What this task involves: Pictures should be excluded; otherwise, copy every entry exactly.

_ _ _ _ _

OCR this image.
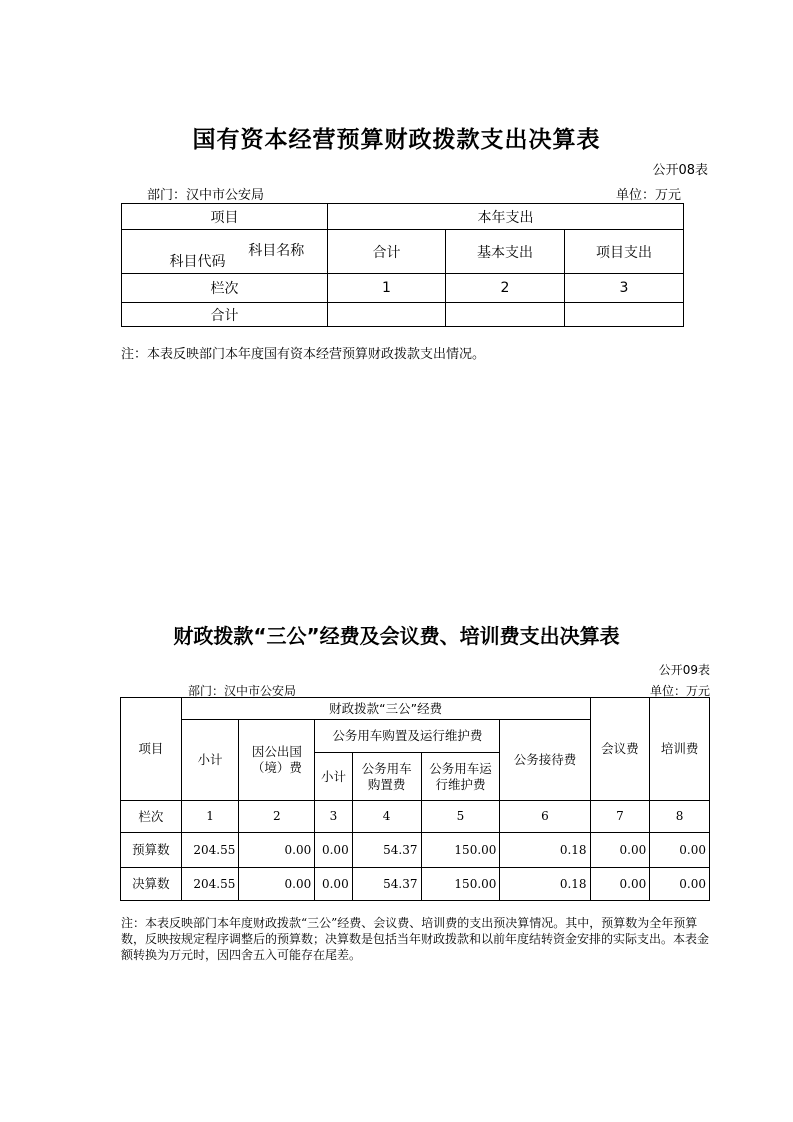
国有资本经营预算财政拨款支出决算表
公开08表
部门：汉中市公安局	单位：万元
项目		本年支出		
科目代码	科目名称	合计	基本支出	项目支出
栏次		1	2	3
合计				
注：本表反映部门本年度国有资本经营预算财政拨款支出情况。
财政拨款“三公”经费及会议费、培训费支出决算表
公开09表
部门：汉中市公安局	单位：万元
项目	财政拨款“三公”经费						会议费	培训费
	小计	因公出国（境）费	公务用车购置及运行维护费			公务接待费		
			小计	公务用车购置费	公务用车运行维护费			
栏次	1	2	3	4	5	6	7	8
预算数	204.55	0.00	0.00	54.37	150.00	0.18	0.00	0.00
决算数	204.55	0.00	0.00	54.37	150.00	0.18	0.00	0.00
注：本表反映部门本年度财政拨款“三公”经费、会议费、培训费的支出预决算情况。其中，预算数为全年预算数，反映按规定程序调整后的预算数；决算数是包括当年财政拨款和以前年度结转资金安排的实际支出。本表金额转换为万元时，因四舍五入可能存在尾差。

_ _ _ _ _

Response to the task:
OCR this image.
国有资本经营预算财政拨款支出决算表
公开08表
部门：汉中市公安局	单位：万元
项目		本年支出		
科目代码	科目名称	合计	基本支出	项目支出
栏次		1	2	3
合计				
注：本表反映部门本年度国有资本经营预算财政拨款支出情况。
财政拨款“三公”经费及会议费、培训费支出决算表
公开09表
部门：汉中市公安局	单位：万元
项目	财政拨款“三公”经费						会议费	培训费
	小计	因公出国（境）费	公务用车购置及运行维护费			公务接待费		
			小计	公务用车购置费	公务用车运行维护费			
栏次	1	2	3	4	5	6	7	8
预算数	204.55	0.00	0.00	54.37	150.00	0.18	0.00	0.00
决算数	204.55	0.00	0.00	54.37	150.00	0.18	0.00	0.00
注：本表反映部门本年度财政拨款“三公”经费、会议费、培训费的支出预决算情况。其中，预算数为全年预算数，反映按规定程序调整后的预算数；决算数是包括当年财政拨款和以前年度结转资金安排的实际支出。本表金额转换为万元时，因四舍五入可能存在尾差。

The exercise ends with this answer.